What is being asked: Look below. Copy each line that has "empty" in it.

Dataset:
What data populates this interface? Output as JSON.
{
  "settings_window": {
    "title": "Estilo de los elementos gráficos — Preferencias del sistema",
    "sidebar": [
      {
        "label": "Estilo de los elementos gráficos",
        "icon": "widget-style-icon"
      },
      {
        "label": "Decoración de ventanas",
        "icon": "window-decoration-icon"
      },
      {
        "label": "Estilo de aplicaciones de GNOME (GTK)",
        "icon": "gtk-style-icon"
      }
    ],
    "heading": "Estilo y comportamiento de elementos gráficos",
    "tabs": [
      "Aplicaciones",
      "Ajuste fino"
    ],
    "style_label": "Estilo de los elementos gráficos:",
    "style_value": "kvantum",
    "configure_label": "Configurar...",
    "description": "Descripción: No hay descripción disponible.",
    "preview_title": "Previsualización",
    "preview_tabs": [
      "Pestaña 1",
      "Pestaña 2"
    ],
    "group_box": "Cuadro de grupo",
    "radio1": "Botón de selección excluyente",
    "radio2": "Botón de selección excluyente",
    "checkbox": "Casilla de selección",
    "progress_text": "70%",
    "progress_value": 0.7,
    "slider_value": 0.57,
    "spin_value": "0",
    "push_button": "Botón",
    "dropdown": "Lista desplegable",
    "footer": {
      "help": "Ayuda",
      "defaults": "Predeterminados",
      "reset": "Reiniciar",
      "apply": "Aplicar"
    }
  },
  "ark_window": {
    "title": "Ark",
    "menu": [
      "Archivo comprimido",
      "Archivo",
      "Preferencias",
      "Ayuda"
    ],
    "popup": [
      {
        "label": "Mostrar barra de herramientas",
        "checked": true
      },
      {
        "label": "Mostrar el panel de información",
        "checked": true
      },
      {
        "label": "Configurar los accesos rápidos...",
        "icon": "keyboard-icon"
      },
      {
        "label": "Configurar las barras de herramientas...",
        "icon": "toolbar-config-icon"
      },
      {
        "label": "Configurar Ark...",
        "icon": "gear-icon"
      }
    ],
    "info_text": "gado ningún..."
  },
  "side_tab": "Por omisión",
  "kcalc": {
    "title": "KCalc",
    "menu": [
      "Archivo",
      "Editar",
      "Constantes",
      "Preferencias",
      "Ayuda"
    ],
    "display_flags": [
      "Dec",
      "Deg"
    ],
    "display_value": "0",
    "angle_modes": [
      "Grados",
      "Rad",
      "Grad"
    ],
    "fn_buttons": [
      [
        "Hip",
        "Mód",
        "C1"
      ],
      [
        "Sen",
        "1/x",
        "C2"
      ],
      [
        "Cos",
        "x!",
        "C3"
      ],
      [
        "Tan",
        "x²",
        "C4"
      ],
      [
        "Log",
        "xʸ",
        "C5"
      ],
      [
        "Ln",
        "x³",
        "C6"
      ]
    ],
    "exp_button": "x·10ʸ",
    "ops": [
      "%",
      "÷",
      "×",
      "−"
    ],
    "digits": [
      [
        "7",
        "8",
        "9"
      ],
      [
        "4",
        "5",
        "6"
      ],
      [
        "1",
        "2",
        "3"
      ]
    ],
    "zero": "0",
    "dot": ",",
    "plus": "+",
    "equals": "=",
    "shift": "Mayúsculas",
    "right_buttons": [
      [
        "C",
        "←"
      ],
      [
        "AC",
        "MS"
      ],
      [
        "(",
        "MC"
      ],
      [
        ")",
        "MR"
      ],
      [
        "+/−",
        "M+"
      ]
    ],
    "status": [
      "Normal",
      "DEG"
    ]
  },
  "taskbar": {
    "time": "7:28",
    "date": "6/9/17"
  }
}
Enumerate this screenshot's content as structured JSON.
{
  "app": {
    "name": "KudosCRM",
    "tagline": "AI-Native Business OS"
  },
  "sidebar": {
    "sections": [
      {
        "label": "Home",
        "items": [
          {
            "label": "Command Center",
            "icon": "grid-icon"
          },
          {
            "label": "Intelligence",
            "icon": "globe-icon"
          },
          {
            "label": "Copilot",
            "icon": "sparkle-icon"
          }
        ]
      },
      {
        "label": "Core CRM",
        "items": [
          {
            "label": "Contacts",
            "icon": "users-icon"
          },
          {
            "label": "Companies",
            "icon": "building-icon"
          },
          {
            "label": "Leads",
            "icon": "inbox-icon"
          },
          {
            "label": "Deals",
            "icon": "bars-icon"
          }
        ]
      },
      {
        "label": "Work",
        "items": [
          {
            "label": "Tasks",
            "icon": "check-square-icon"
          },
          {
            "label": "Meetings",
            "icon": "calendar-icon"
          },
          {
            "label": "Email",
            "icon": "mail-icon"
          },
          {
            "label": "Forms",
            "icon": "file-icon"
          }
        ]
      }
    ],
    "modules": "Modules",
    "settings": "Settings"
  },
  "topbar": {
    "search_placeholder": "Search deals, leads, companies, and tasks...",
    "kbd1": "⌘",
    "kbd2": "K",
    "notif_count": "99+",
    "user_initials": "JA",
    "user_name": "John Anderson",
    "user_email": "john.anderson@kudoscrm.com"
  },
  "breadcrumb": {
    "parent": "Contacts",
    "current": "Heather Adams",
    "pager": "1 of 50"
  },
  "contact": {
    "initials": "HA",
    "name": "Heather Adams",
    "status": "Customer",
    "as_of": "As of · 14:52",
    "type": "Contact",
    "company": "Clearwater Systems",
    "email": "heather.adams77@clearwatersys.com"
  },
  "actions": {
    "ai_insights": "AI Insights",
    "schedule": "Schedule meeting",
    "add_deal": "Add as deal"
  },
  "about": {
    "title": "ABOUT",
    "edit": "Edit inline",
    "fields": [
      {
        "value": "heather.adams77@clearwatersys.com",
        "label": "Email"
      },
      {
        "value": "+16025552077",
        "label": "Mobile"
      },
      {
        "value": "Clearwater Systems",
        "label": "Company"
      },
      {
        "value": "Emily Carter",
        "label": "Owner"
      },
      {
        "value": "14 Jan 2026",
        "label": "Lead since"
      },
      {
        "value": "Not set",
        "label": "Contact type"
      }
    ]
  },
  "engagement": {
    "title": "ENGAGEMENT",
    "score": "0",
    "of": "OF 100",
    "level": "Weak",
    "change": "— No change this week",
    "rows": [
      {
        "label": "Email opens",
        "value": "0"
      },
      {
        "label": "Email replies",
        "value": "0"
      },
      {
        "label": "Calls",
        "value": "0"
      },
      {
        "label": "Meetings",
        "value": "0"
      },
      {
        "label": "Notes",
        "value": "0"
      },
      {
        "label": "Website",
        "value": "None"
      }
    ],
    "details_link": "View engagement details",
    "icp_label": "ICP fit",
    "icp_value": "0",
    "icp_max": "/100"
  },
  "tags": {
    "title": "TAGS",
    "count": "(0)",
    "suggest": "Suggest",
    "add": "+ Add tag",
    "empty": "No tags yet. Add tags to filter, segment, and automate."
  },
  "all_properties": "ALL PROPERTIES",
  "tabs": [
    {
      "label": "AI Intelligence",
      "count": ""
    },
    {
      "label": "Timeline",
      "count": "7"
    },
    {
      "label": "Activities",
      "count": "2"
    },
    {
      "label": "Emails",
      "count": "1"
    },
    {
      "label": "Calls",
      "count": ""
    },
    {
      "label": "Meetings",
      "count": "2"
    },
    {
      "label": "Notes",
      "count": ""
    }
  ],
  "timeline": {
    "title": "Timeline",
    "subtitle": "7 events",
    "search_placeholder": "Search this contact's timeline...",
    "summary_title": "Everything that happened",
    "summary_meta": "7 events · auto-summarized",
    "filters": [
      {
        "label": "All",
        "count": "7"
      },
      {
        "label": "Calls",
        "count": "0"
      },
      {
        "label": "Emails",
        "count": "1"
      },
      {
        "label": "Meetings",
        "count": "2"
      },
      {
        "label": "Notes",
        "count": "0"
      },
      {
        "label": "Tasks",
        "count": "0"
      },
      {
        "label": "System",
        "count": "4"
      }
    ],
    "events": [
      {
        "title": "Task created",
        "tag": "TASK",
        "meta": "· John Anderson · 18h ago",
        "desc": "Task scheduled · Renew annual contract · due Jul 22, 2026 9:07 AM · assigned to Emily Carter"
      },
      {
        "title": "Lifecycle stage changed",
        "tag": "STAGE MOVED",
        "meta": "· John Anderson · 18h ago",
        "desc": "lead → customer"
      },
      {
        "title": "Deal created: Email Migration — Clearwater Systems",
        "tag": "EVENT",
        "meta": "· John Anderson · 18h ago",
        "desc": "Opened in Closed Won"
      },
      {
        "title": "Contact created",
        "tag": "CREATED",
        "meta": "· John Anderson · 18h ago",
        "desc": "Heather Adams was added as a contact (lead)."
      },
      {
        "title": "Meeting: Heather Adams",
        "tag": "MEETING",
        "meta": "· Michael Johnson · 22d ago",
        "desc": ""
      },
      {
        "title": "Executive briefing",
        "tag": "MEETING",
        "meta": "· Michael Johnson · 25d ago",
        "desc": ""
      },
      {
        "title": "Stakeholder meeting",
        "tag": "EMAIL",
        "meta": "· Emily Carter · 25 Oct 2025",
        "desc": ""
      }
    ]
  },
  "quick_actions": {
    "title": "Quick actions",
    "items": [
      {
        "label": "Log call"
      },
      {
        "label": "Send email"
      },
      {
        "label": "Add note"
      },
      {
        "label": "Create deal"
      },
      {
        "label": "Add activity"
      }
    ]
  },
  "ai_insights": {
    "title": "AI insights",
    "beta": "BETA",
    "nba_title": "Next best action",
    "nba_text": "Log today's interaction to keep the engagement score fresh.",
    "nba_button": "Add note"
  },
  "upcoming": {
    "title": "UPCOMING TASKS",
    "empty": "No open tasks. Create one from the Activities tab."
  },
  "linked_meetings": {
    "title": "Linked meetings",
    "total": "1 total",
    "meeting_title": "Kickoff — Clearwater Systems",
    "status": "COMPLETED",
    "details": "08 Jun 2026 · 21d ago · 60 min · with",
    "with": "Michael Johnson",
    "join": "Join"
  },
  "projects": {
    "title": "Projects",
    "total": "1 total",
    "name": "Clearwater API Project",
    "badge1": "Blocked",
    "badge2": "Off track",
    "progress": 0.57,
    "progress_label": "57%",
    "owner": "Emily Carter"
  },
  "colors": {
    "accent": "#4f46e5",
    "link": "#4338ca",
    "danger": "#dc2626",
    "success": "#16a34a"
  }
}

Answer to the exercise:
    "empty": "No tags yet. Add tags to filter, segment, and automate."
    "empty": "No open tasks. Create one from the Activities tab."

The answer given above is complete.